═══ Brano fornito

I limiti della cultura della sicurezza e della regolazione nel settore nucleare
con la compenetrazione fra governi, enti regolatori e operatori indebolirebbe
l’indipendenza e la trasparenza dell’informazione, con esiti di sottovalutazione
delle emergenze, come mostrato dall’incidente di Fukushima. La promessa di
“sicurezza assoluta” disincentiverebbe una pianificazione realistica per eventi
rari ma ad alto impatto. In prospettiva climatica, nel caso di reattori nucleari
si aggiungono stress fisici crescenti (ondate di calore, siccità, alluvioni) che
aumentano il rischio di fermate non programmate e vulnerabilità dei sistemi di
raffreddamento e delle supply chain. La gestione del combustibile esaurito e dei
rifiuti ad alta attività resta un nodo irrisolto tecnologicamente e socialmente.
La chiusura degli impianti, poi, genera impegni finanziari certi e prolungati,
spesso coperti da fondi alimentati da tariffe o fiscalità.
Il settore nucleare è dipendente da sussidi e diplomazia statale: export credit,
garanzie, pacchetti “chiavi in mano” e programmi di “colonizzazione” come quelli
trattati da Trump nell’incontro a Washington con Giorgia Meloni. La contiguità
tecnologica tra civile e militare e i rischi di proliferazione sono all’ordine
del giorno, con pratiche industriali controverse, ancor più condizionate oggi
dalla corsa al riarmo. Pur tenendo conto dell’ondata di venture capital e
dell’interesse politico, è stato sottolineato che i piccoli reattori modulari
(Smr) affrontano ancora barriere su licenze, supply chain, dimostrazione di
costi e sicurezza. Le stime aumentano, le timeline slittano, e permangono
criticità insormontabili su rifiuti, gestione del plutonio e complessità
ingegneristiche; la presunta “modularità” non avrebbe ancora provato economie di
serie vantaggiose nella pratica.
In termini di sistema, si è rivendicato che eolico, solare e pompaggi (insieme a
storage elettrochimico e flessibilità di rete) abbiano ridotto fortemente i
costi complessivi e i tempi di dispiegamento, superando il nucleare nella
competizione dei costi, oltre che in nuova capacità e quote di generazione. Una
tecnologia come quella di fissione, assai poco flessibile, si integrerebbe
peggio in mercati con alta penetrazione variabile come nel caso delle
rinnovabili, aumentando i costi di bilanciamento.

══════
═══ Materiale fornito

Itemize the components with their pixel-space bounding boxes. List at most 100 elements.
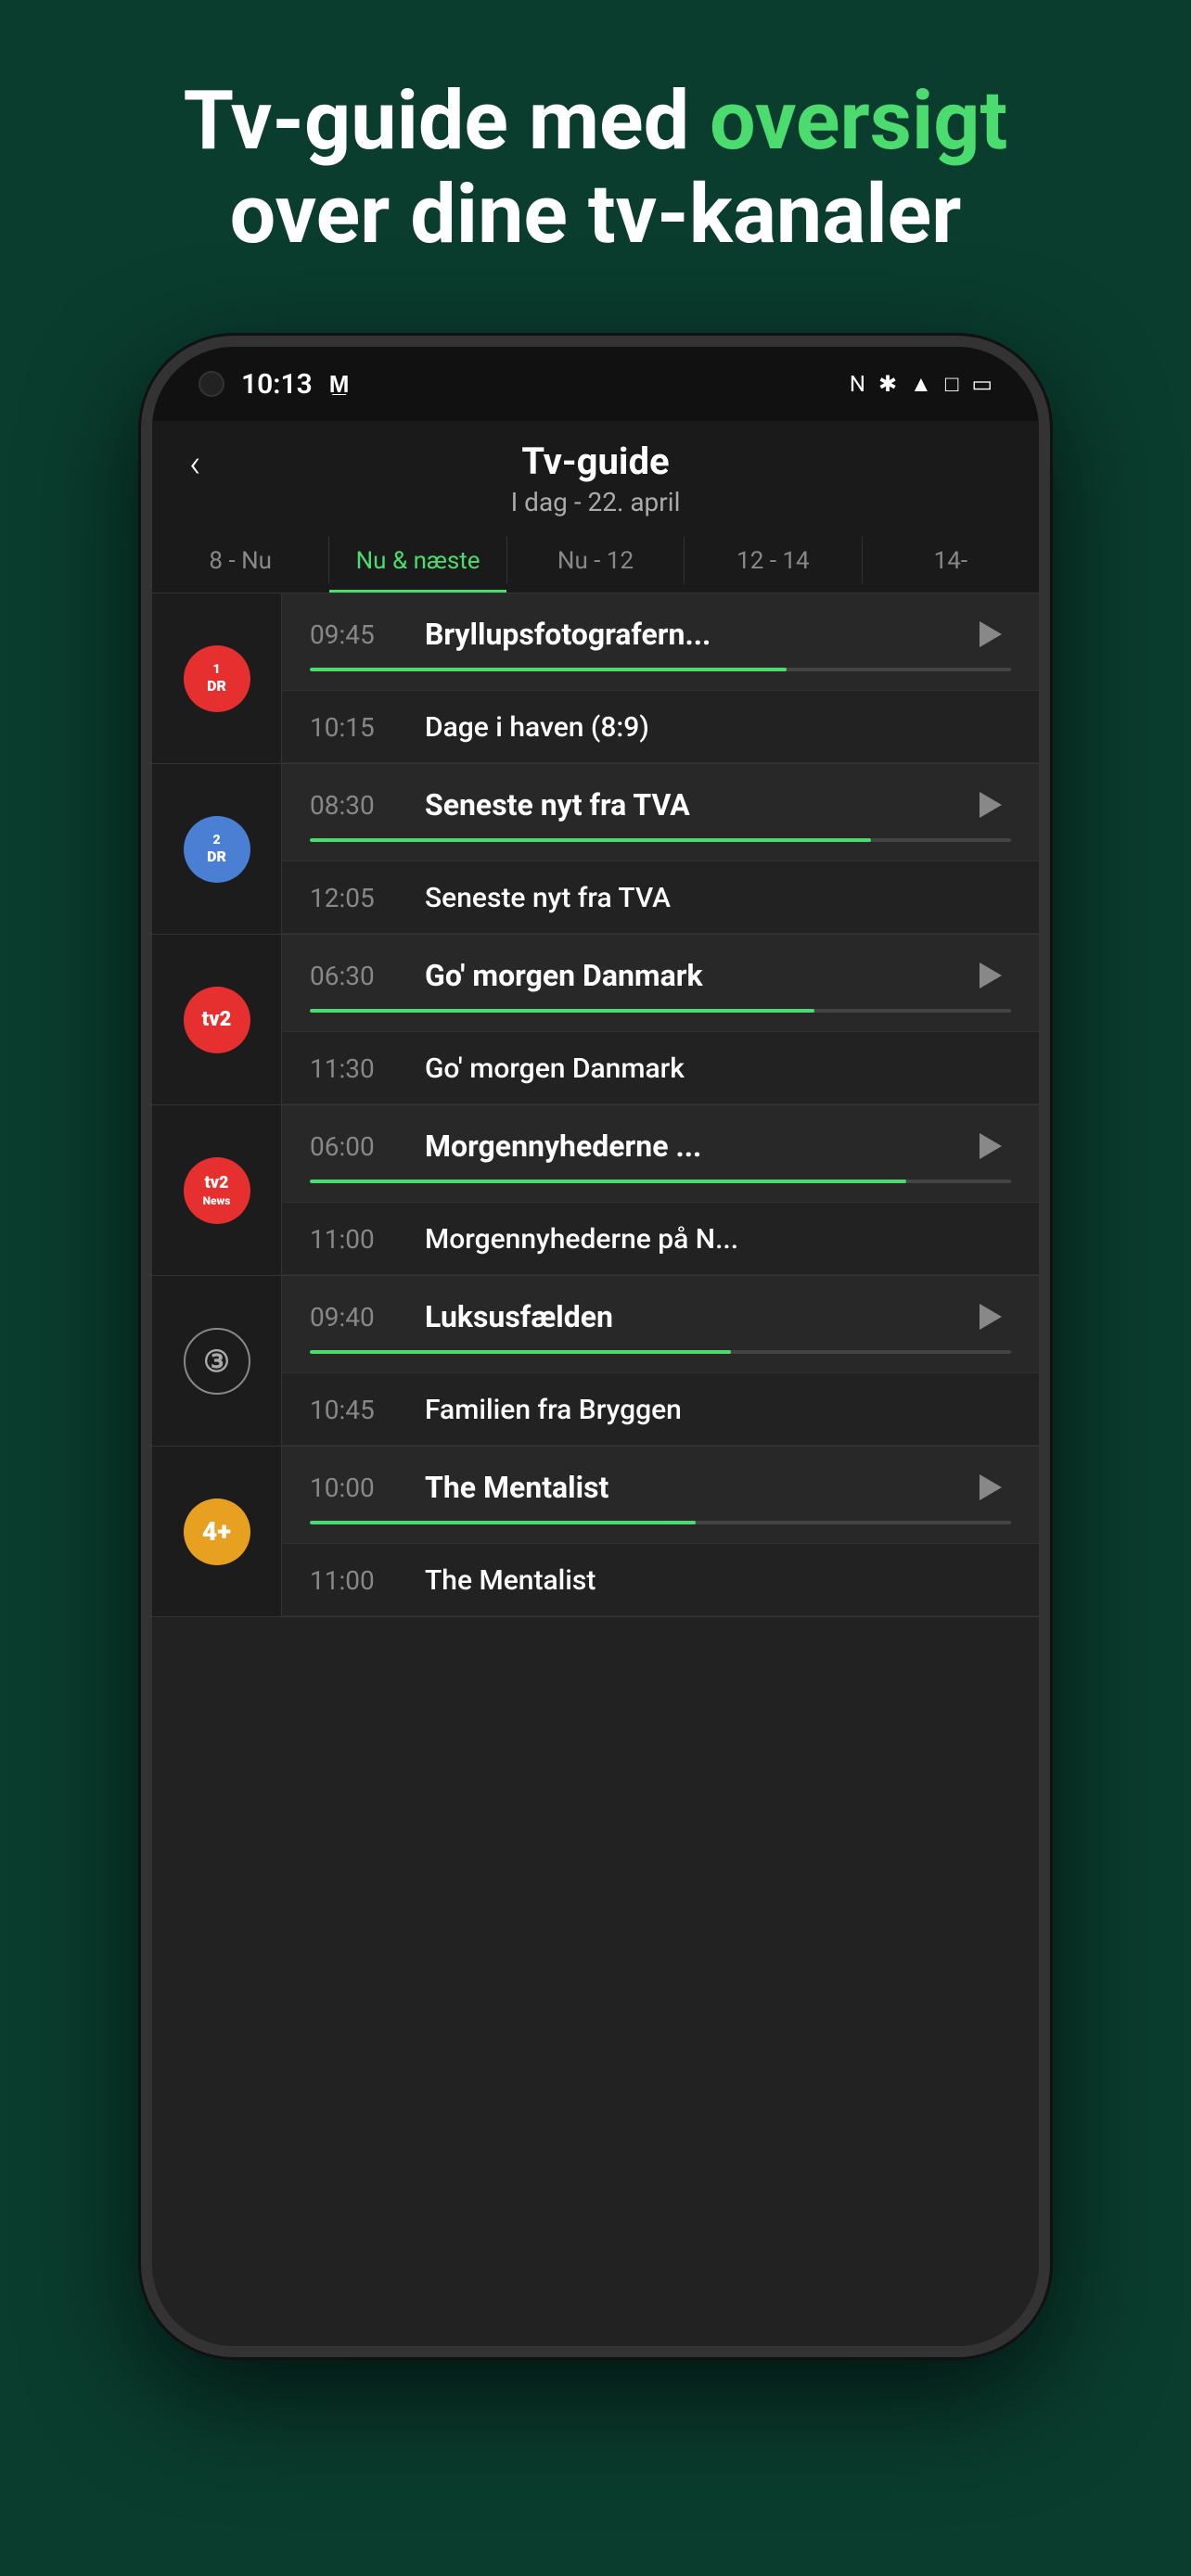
ch3-current-time: 09:40 bbox=[310, 1302, 403, 1333]
logo-tv2: tv2 bbox=[184, 987, 250, 1053]
dr1-next-title: Dage i haven (8:9) bbox=[425, 711, 649, 744]
dr1-program-current[interactable]: 09:45 Bryllupsfotografern... bbox=[282, 593, 1039, 691]
4plus-progress-bar bbox=[310, 1521, 1011, 1524]
tv2news-next-time: 11:00 bbox=[310, 1224, 403, 1255]
status-left: 10:13 M̲ bbox=[198, 368, 349, 401]
dr1-program-next[interactable]: 10:15 Dage i haven (8:9) bbox=[282, 691, 1039, 763]
logo-4plus: 4+ bbox=[184, 1498, 250, 1565]
ch3-next-time: 10:45 bbox=[310, 1395, 403, 1425]
channel-3: ③ 09:40 Luksusfælden bbox=[152, 1276, 1039, 1447]
tv2-current-time: 06:30 bbox=[310, 961, 403, 991]
ch3-programs: 09:40 Luksusfælden bbox=[282, 1276, 1039, 1446]
hero-accent: oversigt bbox=[710, 73, 1007, 169]
mail-icon: M̲ bbox=[329, 370, 350, 399]
4plus-program-next[interactable]: 11:00 The Mentalist bbox=[282, 1544, 1039, 1616]
dr1-progress-fill bbox=[310, 668, 787, 671]
battery-icon: ▭ bbox=[971, 371, 992, 397]
channel-dr2: 2 DR 08:30 Seneste nyt fra TVA bbox=[152, 764, 1039, 935]
signal-icon: □ bbox=[945, 371, 959, 398]
phone-shell: 10:13 M̲ N ✱ ▲ □ ▭ ‹ Tv-guide I dag - 22… bbox=[141, 336, 1050, 2357]
dr1-play-button[interactable] bbox=[970, 614, 1011, 655]
4plus-program-current[interactable]: 10:00 The Mentalist bbox=[282, 1447, 1039, 1544]
channel-logo-dr1: 1 DR bbox=[152, 593, 282, 763]
ch3-progress-fill bbox=[310, 1350, 731, 1354]
play-icon bbox=[980, 1304, 1002, 1330]
tab-14[interactable]: 14- bbox=[863, 527, 1039, 593]
tv2-programs: 06:30 Go' morgen Danmark bbox=[282, 935, 1039, 1104]
hero-section: Tv-guide med oversigt over dine tv-kanal… bbox=[0, 0, 1191, 317]
logo-ch3: ③ bbox=[184, 1328, 250, 1395]
tv2news-progress-fill bbox=[310, 1180, 906, 1183]
dr2-play-button[interactable] bbox=[970, 784, 1011, 825]
dr2-progress-fill bbox=[310, 838, 871, 842]
bluetooth-icon: ✱ bbox=[878, 371, 897, 397]
dr2-current-title: Seneste nyt fra TVA bbox=[425, 787, 690, 823]
dr2-next-time: 12:05 bbox=[310, 883, 403, 913]
logo-dr1: 1 DR bbox=[184, 645, 250, 712]
4plus-current-time: 10:00 bbox=[310, 1473, 403, 1503]
play-icon bbox=[980, 792, 1002, 818]
tv2news-program-next[interactable]: 11:00 Morgennyhederne på N... bbox=[282, 1203, 1039, 1275]
phone-device: 10:13 M̲ N ✱ ▲ □ ▭ ‹ Tv-guide I dag - 22… bbox=[141, 336, 1050, 2357]
hero-line1: Tv-guide med bbox=[184, 73, 689, 169]
dr1-next-time: 10:15 bbox=[310, 712, 403, 743]
tv2news-programs: 06:00 Morgennyhederne ... bbox=[282, 1105, 1039, 1275]
tv2-next-time: 11:30 bbox=[310, 1053, 403, 1084]
tab-8-nu[interactable]: 8 - Nu bbox=[152, 527, 328, 593]
channel-logo-4plus: 4+ bbox=[152, 1447, 282, 1616]
tab-nu-naeste[interactable]: Nu & næste bbox=[329, 527, 506, 593]
ch3-program-next[interactable]: 10:45 Familien fra Bryggen bbox=[282, 1373, 1039, 1446]
tab-12-14[interactable]: 12 - 14 bbox=[685, 527, 861, 593]
wifi-icon: ▲ bbox=[910, 371, 932, 398]
tv2-current-title: Go' morgen Danmark bbox=[425, 958, 703, 993]
4plus-play-button[interactable] bbox=[970, 1467, 1011, 1508]
channel-tv2news: tv2 News 06:00 Morgennyhederne ... bbox=[152, 1105, 1039, 1276]
status-bar: 10:13 M̲ N ✱ ▲ □ ▭ bbox=[152, 347, 1039, 421]
tv2news-progress-bar bbox=[310, 1180, 1011, 1183]
tv2-program-current[interactable]: 06:30 Go' morgen Danmark bbox=[282, 935, 1039, 1032]
dr2-programs: 08:30 Seneste nyt fra TVA bbox=[282, 764, 1039, 934]
dr2-next-title: Seneste nyt fra TVA bbox=[425, 882, 671, 914]
ch3-play-button[interactable] bbox=[970, 1296, 1011, 1337]
ch3-next-title: Familien fra Bryggen bbox=[425, 1394, 682, 1426]
dr2-program-next[interactable]: 12:05 Seneste nyt fra TVA bbox=[282, 861, 1039, 934]
page-title: Tv-guide bbox=[198, 440, 992, 483]
channel-list: 1 DR 09:45 Bryllupsfotografern... bbox=[152, 593, 1039, 2346]
play-icon bbox=[980, 963, 1002, 988]
logo-tv2news: tv2 News bbox=[184, 1157, 250, 1224]
tv2news-program-current[interactable]: 06:00 Morgennyhederne ... bbox=[282, 1105, 1039, 1203]
tv2-play-button[interactable] bbox=[970, 955, 1011, 996]
page-subtitle: I dag - 22. april bbox=[198, 487, 992, 517]
side-button bbox=[1044, 718, 1050, 829]
dr1-progress-bar bbox=[310, 668, 1011, 671]
tv2news-play-button[interactable] bbox=[970, 1126, 1011, 1167]
tv2-next-title: Go' morgen Danmark bbox=[425, 1052, 685, 1085]
dr1-programs: 09:45 Bryllupsfotografern... bbox=[282, 593, 1039, 763]
app-header: ‹ Tv-guide I dag - 22. april bbox=[152, 421, 1039, 527]
hero-line2: over dine tv-kanaler bbox=[230, 167, 962, 262]
hero-title: Tv-guide med oversigt over dine tv-kanal… bbox=[56, 74, 1135, 261]
ch3-progress-bar bbox=[310, 1350, 1011, 1354]
tab-bar: 8 - Nu Nu & næste Nu - 12 12 - 14 14- bbox=[152, 527, 1039, 593]
tv2-program-next[interactable]: 11:30 Go' morgen Danmark bbox=[282, 1032, 1039, 1104]
tab-nu-12[interactable]: Nu - 12 bbox=[507, 527, 684, 593]
status-time: 10:13 bbox=[241, 368, 313, 401]
4plus-next-title: The Mentalist bbox=[425, 1564, 596, 1597]
ch3-program-current[interactable]: 09:40 Luksusfælden bbox=[282, 1276, 1039, 1373]
4plus-current-title: The Mentalist bbox=[425, 1470, 608, 1505]
camera bbox=[198, 371, 224, 397]
channel-tv2: tv2 06:30 Go' morgen Danmark bbox=[152, 935, 1039, 1105]
back-button[interactable]: ‹ bbox=[189, 441, 201, 487]
play-icon bbox=[980, 1133, 1002, 1159]
dr2-program-current[interactable]: 08:30 Seneste nyt fra TVA bbox=[282, 764, 1039, 861]
play-icon bbox=[980, 1474, 1002, 1500]
channel-logo-tv2: tv2 bbox=[152, 935, 282, 1104]
ch3-current-title: Luksusfælden bbox=[425, 1299, 613, 1334]
channel-logo-3: ③ bbox=[152, 1276, 282, 1446]
channel-logo-dr2: 2 DR bbox=[152, 764, 282, 934]
4plus-progress-fill bbox=[310, 1521, 696, 1524]
tv2-progress-fill bbox=[310, 1009, 814, 1013]
channel-logo-tv2news: tv2 News bbox=[152, 1105, 282, 1275]
channel-dr1: 1 DR 09:45 Bryllupsfotografern... bbox=[152, 593, 1039, 764]
dr1-current-title: Bryllupsfotografern... bbox=[425, 617, 711, 652]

══════

◆ Da svolgere: Prosegui il brano sui limiti del nucleare riportato sopra, riprendendo subito dopo la sua ultima frase.

◆ Risposta:
Per quanto riguarda politiche pubbliche e allocazione del capitale, ogni euro
vincolato a nuovi reattori sottrae risorse a soluzioni climatiche più rapide,
scalabili e “low‑risk”: efficienza, reti, rinnovabili, accumuli, domanda
flessibile, elettrificazione dei consumi finali e pompaggio idroelettrico. In un
orizzonte di budget di carbonio stringente, i lunghi tempi di realizzazione del
nucleare indebolirebbero il contributo alla decarbonizzazione entro le scadenze
2030-2040.
A conclusione del convegno si è ribadito quanto il nucleare combini rischi
sanitari, costi in crescita, incertezze regolatorie, passività di lungo periodo
e dipendenza da supporto pubblico, mentre le rinnovabili con sistemi di accumulo
e gestione della domanda offrano tempi, costi e profili di rischio migliori. Per
l’Italia, la priorità dovrebbe essere un portafoglio di efficienza, reti,
rinnovabili, storage e flessibilità, evitando impegni finanziari e industriali
che potrebbero aggravare la crisi climatica e gravare su contribuenti e
consumatori per decenni. Ma non sembra questa la strada imboccata dal nostro
governo.
Il successo del convegno milanese apre un dibattito finora monopolizzato dalle
dichiarazioni e dai disegni di legge che Pichetto Fratin evita di portare al
dibattito del Parlamento e ad una valutazione aperta e franca dell’opinione
pubblica.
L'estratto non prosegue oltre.